- [Selected text]
-- START --
I think you're right: AP or HostAP mode on the card alone = connect without any authentication. No need to run hostapd, which is an authentication daemon.  I think HostAP != hostapd. Sorry for creating confusion.


----------



## Phishfry (Jul 30, 2019)

@ChrisH asked the same question on the forum as I was getting my APU setup for WAP.








						Solved - Help plumbing a wireless AP
					

Greetings, I have 8 static (internet) IP's for my home network. The topology is thus: cable-modem




					forums.freebsd.org
				



Sometimes its good to have someone asking questions.
It makes you learn and understand the answer that you may have cut/n/pasted or borrowed from a How-To.


----------



## SirDice (Jul 30, 2019)

balanga : Handbook: 31.3.6. FreeBSD Host Access Points


----------



## T-Daemon (Jul 30, 2019)

There is also a article on calomel.org "How to setup a wireless access point (WAP) on FreeBSD 10".

They have usefull pointers for the hardware and they are describing a step by step setup including a sample /etc/hostapd.conf, PF packet forwarding  and wireless client ip adressing.


----------



## balanga (Jul 30, 2019)

T-Daemon said:


> There is also a article on calomel.org "How to setup a wireless access point (WAP) on FreeBSD 10".



A Google search came up with this link, but I've been unable to connect whenever I try.


----------



## Phishfry (Jul 31, 2019)

I think the choice of hardware is important. Using Atheros is your best bet. Use only full length MiniPCIe modules, not the half-mini's modules. Why not use one of your IBM MiniPC and stick a decent ath0 radio inside.
What part is giving you troubles?
Have you chosen a dhcp server?


----------



## balanga (Jul 31, 2019)

At the moment I'm thinking of setting up my ThinkPad X41 as a test rig. Getting it working in principle is more important than performance at this stage. I'll be using my pfSense box as the DHCP server. Having two DHCP servers on the same LAN is asking for trouble since I don't know how to make that work.


----------



## balanga (Jul 31, 2019)

balanga said:


> At the moment I'm thinking of setting up my ThinkPad X41 as a test rig.



Oops....

root@X41:~ # `ifconfig wlan0 list caps`


> drivercaps=5818301<STA,IBSS,PMGT,SHPREAMBLE,MONITOR,WPA1,WPA2,WME>



From The Handbook:-


> Once wireless networking support is loaded, check if the wireless device supports the host-based access point mode, also known as hostap mode:
> ....
> 
> The HOSTAP word confirms that this wireless card can act as an AP



So clearly this particular test rig is a non-starter.


----------



## Phishfry (Jul 31, 2019)

When I looked at the specs on your IBM X220 it uses a 'half-mini' form factor card for Wifi.
These are less than optimal for a Access Point.


----------



## Phishfry (Jul 31, 2019)

balanga said:


> I'll be using my pfSense box as the DHCP server. Having two DHCP servers on the same LAN is asking for trouble since I don't know how to make that work.


It is real simple. You use a separate subnet  IP range behind pfSense.
For example 192.168.1.0/24 for pfSense and set your wireless network's dhcp range to 192.168.100.0
You can filter it from pfSense if you make rules or from the WAP itself using a firewall which I already use for NAT.
So in essence you have a firewall behind a firewall with a completely different IP range assigned.
That is how I run my WAP.


----------



## balanga (Jul 31, 2019)

Phishfry said:


> When I looked at the specs on your IBM X220 it uses a 'half-mini' form factor card for Wifi.
> These are less than optimal for a Access Point.



I just ran `ifconfig wlan0 list caps` like it says in the guide and *HOSTAP * was not listed so I'm assuming I can't run hostapd() on the X220 using the builtin wifi NIC...


----------
-- END --
- [Tasks to perform]
1. In the forum thread, what IP range does Phishfry give as an example for pfSense?
2. Rewrite the stretch of the forum thread from "Greetings, I have" through "someone asking questions.", replacing "static" with "dynamic".
The entries after the forum thread aren't needed.

(Dataset entries)
-- START --
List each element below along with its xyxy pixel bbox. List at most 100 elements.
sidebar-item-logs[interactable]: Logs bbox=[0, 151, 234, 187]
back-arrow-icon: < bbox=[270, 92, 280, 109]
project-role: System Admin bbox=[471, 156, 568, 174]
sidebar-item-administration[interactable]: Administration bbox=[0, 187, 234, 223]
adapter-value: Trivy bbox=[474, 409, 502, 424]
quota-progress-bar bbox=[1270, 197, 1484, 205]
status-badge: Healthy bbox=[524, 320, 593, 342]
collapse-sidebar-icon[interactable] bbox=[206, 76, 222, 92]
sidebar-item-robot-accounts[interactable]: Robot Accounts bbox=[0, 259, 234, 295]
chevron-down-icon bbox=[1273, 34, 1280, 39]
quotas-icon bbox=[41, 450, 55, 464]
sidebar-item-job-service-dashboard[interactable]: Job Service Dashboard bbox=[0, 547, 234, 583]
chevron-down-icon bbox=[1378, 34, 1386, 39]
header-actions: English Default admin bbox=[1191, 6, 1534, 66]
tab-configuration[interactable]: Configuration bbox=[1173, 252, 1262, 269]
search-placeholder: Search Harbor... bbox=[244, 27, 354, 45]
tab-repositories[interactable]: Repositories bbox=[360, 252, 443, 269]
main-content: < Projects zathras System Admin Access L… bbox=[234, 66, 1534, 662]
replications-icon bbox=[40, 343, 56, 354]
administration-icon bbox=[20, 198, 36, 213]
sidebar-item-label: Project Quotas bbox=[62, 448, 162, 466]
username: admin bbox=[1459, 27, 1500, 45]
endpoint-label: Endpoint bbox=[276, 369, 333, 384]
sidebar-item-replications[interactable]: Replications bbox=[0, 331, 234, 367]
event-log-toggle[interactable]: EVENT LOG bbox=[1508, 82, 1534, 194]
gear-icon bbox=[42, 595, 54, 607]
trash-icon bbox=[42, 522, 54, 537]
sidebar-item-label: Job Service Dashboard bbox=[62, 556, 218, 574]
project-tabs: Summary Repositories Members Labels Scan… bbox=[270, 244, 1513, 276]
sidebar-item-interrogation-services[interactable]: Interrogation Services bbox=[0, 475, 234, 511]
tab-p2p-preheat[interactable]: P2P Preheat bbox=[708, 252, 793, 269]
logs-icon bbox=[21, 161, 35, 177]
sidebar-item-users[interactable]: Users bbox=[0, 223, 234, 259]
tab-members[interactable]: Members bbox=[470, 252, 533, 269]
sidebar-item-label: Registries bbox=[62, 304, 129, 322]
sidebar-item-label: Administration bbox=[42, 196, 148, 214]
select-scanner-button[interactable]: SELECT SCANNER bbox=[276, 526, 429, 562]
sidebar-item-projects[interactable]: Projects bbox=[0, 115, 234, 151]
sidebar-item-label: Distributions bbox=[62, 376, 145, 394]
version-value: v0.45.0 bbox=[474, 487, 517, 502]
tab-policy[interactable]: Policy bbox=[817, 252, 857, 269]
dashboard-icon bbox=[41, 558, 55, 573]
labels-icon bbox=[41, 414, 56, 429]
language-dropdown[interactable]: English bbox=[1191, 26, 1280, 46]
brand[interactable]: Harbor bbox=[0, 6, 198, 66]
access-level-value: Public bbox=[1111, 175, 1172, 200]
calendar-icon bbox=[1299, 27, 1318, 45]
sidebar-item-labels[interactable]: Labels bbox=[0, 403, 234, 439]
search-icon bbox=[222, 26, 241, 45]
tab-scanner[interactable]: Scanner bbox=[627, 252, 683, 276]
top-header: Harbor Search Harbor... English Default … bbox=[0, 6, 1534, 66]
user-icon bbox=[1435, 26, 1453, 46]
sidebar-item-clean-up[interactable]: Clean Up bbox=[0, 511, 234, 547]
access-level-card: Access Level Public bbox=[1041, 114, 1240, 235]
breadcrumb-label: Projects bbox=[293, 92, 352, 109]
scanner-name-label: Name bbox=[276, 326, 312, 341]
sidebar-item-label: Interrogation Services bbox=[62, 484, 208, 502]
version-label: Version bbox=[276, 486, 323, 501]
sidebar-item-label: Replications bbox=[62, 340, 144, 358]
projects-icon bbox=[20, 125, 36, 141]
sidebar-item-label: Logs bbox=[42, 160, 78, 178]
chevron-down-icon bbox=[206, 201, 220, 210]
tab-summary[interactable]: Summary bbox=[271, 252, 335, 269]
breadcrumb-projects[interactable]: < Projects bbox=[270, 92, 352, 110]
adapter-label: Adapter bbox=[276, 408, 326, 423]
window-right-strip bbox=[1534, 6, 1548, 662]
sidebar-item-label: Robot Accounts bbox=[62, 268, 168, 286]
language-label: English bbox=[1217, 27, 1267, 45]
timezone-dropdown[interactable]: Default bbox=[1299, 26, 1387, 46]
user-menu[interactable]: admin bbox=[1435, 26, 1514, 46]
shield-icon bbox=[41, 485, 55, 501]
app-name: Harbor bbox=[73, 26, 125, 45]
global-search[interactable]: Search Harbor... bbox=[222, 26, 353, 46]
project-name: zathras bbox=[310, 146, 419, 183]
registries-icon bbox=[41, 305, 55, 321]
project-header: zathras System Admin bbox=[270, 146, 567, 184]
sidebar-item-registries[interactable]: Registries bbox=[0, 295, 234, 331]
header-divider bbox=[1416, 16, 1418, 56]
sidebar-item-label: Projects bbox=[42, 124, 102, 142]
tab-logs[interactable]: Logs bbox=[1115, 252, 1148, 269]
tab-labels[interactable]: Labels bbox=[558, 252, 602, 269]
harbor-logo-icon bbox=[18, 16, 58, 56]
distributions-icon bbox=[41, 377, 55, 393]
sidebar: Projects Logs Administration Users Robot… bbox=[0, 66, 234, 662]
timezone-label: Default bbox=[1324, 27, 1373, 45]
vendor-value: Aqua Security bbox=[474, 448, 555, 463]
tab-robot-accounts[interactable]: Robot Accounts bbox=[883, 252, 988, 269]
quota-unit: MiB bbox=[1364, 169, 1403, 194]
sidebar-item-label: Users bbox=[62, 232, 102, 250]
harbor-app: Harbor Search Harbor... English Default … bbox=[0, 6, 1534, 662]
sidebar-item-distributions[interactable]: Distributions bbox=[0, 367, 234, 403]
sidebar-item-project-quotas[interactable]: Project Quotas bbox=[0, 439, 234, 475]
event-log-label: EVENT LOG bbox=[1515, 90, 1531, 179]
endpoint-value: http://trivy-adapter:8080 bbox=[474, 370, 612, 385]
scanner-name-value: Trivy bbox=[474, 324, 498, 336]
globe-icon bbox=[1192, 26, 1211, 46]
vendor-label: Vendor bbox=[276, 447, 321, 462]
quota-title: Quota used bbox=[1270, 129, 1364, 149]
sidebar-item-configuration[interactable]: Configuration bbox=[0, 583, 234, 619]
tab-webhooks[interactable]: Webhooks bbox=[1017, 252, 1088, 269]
-- END --
- [Outputs]
1. 192.168.1.0/24

2.
Greetings, I have 8 dynamic (internet) IP's for my home network. The topology is thus: cable-modem




					forums.freebsd.org
				



Sometimes its good to have someone asking questions.